#### Stored data
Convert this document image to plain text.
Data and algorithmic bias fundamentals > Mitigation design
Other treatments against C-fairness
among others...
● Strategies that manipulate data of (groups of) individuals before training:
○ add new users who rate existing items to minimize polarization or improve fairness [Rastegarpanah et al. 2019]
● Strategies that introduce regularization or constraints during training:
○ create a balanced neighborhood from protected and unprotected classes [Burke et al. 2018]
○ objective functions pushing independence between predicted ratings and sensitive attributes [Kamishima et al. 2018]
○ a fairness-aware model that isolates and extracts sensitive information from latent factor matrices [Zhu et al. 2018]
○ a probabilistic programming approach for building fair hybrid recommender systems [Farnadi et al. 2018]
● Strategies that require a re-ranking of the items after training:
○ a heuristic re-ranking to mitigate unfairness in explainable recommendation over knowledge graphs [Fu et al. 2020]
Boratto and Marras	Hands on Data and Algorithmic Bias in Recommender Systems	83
########
*Task to carry out*: Report only how many lines in the entries contain "items".

*Response*: 2